Requests:
1. In the account of the ranchers' grazing fee, what share of the money was set aside for administration?
2. Pick up the account of the ranchers' grazing fee after its final sentence and continue it.

Article:
= = =
It was decided that the ranchers would pay a yearly fee per cow to the Grazing Office. In return the ranchers formed a committee that would decide as a community how best to use the money. Twenty percent was to be set aside for administration purposes and eighty percent was to go back to the ranchers. They put the money to use by mending fences, keeping up roads, building new water systems and repairing old ones that had been built by their ancestors a hundred years earlier. Improvements were made to the land year after year. Beneficial use and improvement was being applied. It was an efficient system that everyone profited from. It worked.

The money paid into the Grazing Office became to be known over time as a grazing fee, but was actually an improvement fee managed strictly by and for the ranchers.
Things went really well for several years. Never at any time did the ranchers question their neighbors over range land or water rights. They knew who owned them because they had been established through years of beneficial use starting with their pioneer ancestors.
= = =
Information provided:
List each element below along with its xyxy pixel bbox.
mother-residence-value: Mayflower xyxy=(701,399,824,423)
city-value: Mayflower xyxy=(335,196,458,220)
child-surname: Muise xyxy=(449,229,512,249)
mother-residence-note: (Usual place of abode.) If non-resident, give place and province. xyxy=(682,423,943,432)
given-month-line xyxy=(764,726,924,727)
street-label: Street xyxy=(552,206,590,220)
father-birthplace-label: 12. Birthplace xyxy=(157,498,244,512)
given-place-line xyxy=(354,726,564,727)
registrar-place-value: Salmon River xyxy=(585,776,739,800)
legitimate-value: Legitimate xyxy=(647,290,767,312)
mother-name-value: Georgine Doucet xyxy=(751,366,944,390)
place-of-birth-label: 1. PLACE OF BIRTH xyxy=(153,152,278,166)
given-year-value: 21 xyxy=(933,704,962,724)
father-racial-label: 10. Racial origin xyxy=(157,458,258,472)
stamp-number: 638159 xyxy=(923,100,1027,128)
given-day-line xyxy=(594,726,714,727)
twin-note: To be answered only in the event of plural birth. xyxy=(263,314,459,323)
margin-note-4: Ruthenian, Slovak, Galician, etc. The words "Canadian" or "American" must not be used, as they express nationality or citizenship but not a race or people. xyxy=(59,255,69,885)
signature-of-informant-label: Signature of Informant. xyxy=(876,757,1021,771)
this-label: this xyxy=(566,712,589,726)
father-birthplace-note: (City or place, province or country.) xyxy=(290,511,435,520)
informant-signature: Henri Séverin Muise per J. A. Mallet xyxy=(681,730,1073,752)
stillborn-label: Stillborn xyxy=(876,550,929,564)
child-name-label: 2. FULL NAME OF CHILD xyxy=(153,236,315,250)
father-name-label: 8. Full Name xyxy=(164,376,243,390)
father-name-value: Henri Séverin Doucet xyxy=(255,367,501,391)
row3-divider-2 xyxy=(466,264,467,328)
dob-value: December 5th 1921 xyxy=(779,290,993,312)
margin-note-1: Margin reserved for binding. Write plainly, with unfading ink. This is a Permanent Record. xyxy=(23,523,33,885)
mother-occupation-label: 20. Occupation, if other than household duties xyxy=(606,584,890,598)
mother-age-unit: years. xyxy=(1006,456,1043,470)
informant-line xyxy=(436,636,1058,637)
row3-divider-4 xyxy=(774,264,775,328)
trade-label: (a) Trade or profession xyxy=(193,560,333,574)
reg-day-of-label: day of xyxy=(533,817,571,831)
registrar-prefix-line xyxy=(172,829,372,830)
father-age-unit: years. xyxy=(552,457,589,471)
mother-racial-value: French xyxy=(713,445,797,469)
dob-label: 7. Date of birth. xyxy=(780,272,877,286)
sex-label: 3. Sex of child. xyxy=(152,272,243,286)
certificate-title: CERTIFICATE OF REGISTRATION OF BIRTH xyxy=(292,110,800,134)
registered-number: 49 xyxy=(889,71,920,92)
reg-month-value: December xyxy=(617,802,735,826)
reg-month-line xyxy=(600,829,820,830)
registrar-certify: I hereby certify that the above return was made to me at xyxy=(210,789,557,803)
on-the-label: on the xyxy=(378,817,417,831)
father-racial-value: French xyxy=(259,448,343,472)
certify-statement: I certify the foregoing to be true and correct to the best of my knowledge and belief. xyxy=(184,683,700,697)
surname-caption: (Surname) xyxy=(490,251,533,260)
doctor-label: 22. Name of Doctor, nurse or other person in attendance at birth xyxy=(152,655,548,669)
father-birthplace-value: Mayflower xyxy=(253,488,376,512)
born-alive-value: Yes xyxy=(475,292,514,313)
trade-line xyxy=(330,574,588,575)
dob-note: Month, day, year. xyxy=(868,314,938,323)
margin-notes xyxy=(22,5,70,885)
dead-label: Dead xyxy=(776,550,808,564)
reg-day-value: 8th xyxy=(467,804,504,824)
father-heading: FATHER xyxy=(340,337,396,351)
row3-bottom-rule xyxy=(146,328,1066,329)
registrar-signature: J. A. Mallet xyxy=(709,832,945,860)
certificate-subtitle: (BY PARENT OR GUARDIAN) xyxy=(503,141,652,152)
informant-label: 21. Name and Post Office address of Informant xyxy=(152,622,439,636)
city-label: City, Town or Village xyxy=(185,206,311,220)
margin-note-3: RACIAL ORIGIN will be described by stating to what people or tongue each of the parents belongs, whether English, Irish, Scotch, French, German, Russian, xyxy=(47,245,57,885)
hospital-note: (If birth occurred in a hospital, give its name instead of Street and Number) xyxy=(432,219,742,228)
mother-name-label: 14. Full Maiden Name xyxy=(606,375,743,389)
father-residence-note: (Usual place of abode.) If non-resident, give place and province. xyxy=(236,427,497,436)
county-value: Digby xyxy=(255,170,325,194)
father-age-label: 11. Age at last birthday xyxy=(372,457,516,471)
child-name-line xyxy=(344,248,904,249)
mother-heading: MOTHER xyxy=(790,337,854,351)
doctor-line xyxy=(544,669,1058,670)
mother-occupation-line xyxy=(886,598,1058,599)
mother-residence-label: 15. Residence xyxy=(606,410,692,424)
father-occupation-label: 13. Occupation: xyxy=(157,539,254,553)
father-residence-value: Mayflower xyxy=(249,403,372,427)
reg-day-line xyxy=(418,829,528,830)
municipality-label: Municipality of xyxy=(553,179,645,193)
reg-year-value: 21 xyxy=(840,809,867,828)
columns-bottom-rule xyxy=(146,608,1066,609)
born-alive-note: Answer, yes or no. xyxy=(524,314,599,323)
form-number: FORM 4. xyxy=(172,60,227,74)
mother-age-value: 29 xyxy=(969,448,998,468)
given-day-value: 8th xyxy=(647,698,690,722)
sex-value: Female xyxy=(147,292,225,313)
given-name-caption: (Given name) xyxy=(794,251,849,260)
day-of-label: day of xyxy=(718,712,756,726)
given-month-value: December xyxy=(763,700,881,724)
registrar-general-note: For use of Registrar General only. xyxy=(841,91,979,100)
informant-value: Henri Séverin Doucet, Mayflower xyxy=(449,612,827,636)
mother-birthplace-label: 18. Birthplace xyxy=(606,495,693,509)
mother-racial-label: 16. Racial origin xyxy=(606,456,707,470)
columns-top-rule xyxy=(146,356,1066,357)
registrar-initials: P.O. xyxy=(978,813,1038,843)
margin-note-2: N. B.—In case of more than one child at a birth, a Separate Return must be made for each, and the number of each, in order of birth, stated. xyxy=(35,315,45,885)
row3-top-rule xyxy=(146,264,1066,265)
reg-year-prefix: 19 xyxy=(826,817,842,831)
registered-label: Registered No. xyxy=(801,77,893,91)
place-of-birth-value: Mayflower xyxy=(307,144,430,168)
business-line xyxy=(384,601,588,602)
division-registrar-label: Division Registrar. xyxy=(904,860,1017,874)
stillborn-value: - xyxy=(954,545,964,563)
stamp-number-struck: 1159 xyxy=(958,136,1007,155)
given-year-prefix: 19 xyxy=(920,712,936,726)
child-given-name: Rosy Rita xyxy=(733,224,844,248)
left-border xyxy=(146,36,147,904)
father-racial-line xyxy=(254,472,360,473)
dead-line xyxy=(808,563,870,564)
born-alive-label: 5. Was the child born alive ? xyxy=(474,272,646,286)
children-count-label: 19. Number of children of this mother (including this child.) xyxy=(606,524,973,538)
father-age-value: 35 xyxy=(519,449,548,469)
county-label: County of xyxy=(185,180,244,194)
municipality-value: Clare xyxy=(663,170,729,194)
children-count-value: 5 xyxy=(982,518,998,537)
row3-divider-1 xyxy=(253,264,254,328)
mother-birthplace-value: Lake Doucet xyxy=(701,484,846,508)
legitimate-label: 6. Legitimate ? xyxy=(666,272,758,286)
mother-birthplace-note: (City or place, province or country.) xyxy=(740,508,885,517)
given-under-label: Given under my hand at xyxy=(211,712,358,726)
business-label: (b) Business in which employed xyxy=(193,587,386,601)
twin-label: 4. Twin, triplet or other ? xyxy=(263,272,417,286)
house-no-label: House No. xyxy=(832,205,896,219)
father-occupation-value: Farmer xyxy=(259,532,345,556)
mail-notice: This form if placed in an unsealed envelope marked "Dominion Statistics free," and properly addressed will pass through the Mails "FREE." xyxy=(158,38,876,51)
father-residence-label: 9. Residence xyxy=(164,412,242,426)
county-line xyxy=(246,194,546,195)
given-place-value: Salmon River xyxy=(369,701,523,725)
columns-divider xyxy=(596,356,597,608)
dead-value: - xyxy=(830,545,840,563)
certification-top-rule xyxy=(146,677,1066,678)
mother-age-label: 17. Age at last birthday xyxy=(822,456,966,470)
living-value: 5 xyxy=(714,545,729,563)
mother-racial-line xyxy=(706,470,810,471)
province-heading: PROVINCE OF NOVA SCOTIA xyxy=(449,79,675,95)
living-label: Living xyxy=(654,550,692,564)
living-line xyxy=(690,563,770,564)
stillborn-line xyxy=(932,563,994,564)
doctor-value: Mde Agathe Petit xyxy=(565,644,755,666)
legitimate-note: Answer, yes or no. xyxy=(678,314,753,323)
= = =
Written responses:
1. Twenty percent.

2.
These rights never belonged to the federal government, except when the land was part of a Territory, with a capital T. I emphasize that because the Constitution distinguishes the difference between State and Territory. The federal government controlled and administered the Territories, including water and minerals. After states were created from the Territories, the land and all rights reverted back to the states under the Equal Footing Doctrine.

However, the BLM and the federal judges will tell you a different story today. It is not because they do not understand the constitutionality of it; they simply do not recognize it. Once one judge rules in favor of the government, it then sets a precedent for future cases. Today the question of who owns the land, the federal government or the state, has yet to be permanently settled because of different interpretations in the courts. The Constitution says one thing, but the courts say something else.

Because they have continued to rule on precedent and not on the rule of law, the question in the minds of land owners remains in limbo. Most federal courts do not even recognize the Constitution as a valid argument because of personal interpretations, and because it may result in jury nullification, which, by-the-way is legal.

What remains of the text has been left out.